# [Stated exercise]
Return all entries precisely as they stand, without the images.

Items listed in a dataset
○ ○ ○ ○

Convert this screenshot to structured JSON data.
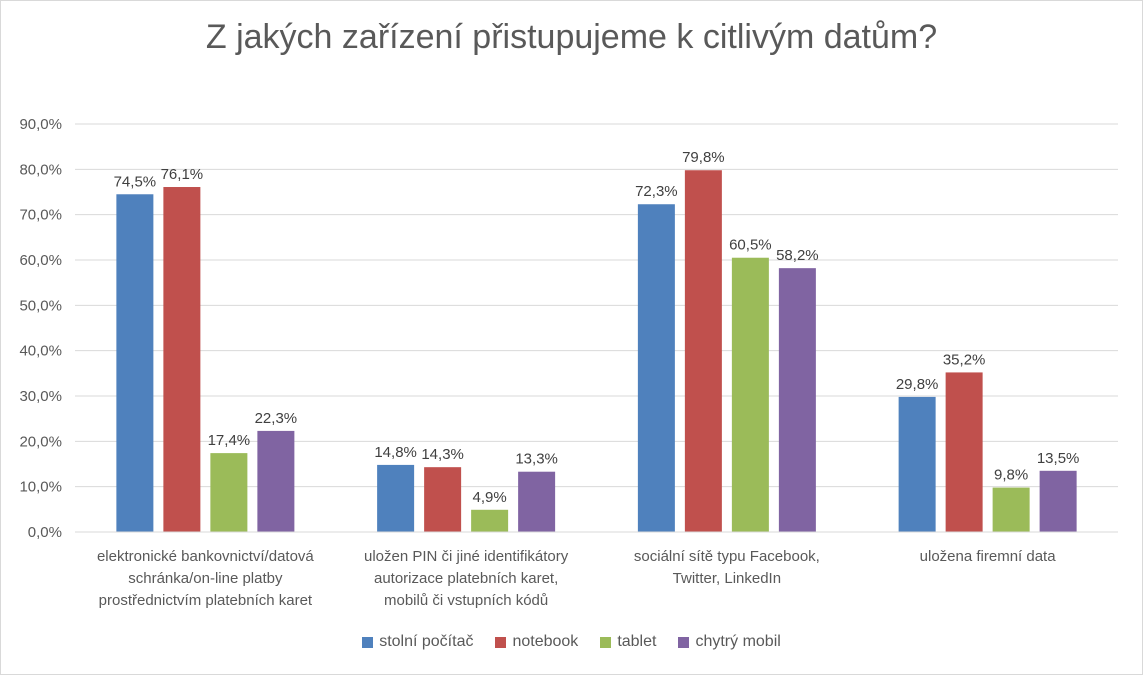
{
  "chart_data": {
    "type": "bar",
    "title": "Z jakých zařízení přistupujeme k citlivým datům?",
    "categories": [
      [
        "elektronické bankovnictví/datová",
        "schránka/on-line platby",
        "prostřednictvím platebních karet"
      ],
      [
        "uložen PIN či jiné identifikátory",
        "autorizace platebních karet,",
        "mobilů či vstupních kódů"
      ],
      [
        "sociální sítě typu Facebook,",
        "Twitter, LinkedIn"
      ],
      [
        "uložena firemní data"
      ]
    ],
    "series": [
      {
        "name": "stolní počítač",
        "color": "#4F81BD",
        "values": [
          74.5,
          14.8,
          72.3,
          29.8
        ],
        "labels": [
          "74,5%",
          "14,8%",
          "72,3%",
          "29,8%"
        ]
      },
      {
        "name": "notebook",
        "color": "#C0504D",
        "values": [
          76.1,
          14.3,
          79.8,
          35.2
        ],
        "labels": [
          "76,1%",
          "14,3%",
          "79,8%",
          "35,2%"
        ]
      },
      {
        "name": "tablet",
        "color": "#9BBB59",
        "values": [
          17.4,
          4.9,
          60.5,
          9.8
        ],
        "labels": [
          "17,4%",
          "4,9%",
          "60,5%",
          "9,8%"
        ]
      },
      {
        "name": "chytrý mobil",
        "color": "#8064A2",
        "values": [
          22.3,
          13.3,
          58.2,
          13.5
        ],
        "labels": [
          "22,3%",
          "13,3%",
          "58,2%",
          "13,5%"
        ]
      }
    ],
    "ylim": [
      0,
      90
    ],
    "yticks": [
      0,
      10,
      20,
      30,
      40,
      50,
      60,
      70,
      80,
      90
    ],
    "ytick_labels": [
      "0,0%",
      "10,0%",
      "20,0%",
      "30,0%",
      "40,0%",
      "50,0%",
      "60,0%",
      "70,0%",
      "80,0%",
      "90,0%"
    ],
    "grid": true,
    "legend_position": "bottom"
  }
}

○ ○ ○ ○

# [Task output]
Convert this screenshot to structured JSON data.
{
  "chart_data": {
    "type": "bar",
    "title": "Z jakých zařízení přistupujeme k citlivým datům?",
    "categories": [
      [
        "elektronické bankovnictví/datová",
        "schránka/on-line platby",
        "prostřednictvím platebních karet"
      ],
      [
        "uložen PIN či jiné identifikátory",
        "autorizace platebních karet,",
        "mobilů či vstupních kódů"
      ],
      [
        "sociální sítě typu Facebook,",
        "Twitter, LinkedIn"
      ],
      [
        "uložena firemní data"
      ]
    ],
    "series": [
      {
        "name": "stolní počítač",
        "color": "#4F81BD",
        "values": [
          74.5,
          14.8,
          72.3,
          29.8
        ],
        "labels": [
          "74,5%",
          "14,8%",
          "72,3%",
          "29,8%"
        ]
      },
      {
        "name": "notebook",
        "color": "#C0504D",
        "values": [
          76.1,
          14.3,
          79.8,
          35.2
        ],
        "labels": [
          "76,1%",
          "14,3%",
          "79,8%",
          "35,2%"
        ]
      },
      {
        "name": "tablet",
        "color": "#9BBB59",
        "values": [
          17.4,
          4.9,
          60.5,
          9.8
        ],
        "labels": [
          "17,4%",
          "4,9%",
          "60,5%",
          "9,8%"
        ]
      },
      {
        "name": "chytrý mobil",
        "color": "#8064A2",
        "values": [
          22.3,
          13.3,
          58.2,
          13.5
        ],
        "labels": [
          "22,3%",
          "13,3%",
          "58,2%",
          "13,5%"
        ]
      }
    ],
    "ylim": [
      0,
      90
    ],
    "yticks": [
      0,
      10,
      20,
      30,
      40,
      50,
      60,
      70,
      80,
      90
    ],
    "ytick_labels": [
      "0,0%",
      "10,0%",
      "20,0%",
      "30,0%",
      "40,0%",
      "50,0%",
      "60,0%",
      "70,0%",
      "80,0%",
      "90,0%"
    ],
    "grid": true,
    "legend_position": "bottom"
  }
}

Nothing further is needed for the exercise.